• **Records shown**
╔══

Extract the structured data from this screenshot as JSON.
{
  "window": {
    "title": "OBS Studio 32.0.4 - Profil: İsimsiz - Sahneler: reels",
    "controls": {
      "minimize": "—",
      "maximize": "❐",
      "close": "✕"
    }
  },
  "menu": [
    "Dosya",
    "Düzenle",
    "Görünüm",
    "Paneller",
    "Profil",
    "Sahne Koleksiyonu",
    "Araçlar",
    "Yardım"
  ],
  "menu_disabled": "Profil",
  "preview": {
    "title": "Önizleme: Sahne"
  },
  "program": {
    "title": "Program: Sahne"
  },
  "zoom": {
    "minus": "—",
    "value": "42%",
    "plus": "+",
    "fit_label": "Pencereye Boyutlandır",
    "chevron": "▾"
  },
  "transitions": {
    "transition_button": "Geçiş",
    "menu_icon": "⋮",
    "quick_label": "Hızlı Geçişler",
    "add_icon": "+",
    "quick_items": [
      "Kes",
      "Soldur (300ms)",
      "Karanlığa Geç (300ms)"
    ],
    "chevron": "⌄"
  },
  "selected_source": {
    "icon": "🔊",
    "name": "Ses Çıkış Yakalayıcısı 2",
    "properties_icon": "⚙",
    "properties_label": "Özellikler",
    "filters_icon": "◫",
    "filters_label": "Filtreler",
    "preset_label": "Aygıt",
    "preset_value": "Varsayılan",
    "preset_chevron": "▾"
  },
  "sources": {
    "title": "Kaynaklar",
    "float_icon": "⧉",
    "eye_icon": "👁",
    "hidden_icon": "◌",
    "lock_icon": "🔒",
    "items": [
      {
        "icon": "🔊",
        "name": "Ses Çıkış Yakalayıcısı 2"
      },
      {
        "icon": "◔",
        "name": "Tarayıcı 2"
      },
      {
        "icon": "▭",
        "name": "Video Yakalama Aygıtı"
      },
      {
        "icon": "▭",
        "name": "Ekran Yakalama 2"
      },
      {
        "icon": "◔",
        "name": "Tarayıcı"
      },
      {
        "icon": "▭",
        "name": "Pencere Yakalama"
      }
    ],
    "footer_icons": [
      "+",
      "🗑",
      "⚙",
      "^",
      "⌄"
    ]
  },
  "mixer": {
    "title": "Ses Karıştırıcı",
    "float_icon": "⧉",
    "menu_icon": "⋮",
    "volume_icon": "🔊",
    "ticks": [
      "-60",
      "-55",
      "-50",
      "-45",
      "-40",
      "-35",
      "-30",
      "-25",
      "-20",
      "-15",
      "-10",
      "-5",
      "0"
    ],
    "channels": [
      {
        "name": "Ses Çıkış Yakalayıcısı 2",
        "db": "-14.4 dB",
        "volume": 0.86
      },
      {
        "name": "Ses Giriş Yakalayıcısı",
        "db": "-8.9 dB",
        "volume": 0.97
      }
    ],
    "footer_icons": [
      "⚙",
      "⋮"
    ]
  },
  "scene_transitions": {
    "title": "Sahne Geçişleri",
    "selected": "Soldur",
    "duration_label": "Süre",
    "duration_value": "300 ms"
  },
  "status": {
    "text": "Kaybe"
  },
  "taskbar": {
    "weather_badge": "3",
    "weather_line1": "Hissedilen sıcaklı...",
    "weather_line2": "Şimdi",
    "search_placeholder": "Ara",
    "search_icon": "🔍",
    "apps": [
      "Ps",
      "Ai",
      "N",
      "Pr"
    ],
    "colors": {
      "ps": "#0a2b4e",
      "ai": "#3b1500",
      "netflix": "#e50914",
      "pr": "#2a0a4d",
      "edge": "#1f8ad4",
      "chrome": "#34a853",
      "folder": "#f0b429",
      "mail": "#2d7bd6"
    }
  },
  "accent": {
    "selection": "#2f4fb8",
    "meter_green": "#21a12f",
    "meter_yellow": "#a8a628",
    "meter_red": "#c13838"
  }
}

╚══
╔══

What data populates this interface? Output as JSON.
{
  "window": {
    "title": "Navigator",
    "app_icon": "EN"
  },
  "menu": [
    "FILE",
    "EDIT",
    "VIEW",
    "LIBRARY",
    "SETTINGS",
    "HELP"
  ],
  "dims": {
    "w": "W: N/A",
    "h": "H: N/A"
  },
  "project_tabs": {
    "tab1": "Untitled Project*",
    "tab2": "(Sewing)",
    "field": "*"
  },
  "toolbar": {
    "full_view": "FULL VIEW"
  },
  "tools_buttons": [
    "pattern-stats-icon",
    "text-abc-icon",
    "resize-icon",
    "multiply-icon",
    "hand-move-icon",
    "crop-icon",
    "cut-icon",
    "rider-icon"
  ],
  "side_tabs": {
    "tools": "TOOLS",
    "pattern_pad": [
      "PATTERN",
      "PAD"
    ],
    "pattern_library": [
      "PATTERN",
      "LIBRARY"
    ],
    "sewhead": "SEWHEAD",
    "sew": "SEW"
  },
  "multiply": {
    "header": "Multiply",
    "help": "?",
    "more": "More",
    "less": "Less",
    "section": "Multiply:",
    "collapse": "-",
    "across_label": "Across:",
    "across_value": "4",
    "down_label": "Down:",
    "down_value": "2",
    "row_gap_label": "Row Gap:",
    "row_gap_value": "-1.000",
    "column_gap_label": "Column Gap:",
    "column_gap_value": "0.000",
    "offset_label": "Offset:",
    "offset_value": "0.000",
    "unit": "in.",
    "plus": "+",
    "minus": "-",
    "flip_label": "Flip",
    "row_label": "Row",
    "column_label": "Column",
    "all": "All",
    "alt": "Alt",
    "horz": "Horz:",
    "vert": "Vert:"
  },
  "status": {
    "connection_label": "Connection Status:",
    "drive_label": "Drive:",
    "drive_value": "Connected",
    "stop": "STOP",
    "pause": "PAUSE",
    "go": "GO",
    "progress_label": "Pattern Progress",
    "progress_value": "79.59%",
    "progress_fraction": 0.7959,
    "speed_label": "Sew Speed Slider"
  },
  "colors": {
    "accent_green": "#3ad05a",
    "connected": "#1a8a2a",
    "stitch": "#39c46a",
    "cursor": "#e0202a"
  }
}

╚══

• **Prompt**
Find every line in the records above that contains the word "data", and copy each one.

• **Task answer**
Extract the structured data from this screenshot as JSON.
What data populates this interface? Output as JSON.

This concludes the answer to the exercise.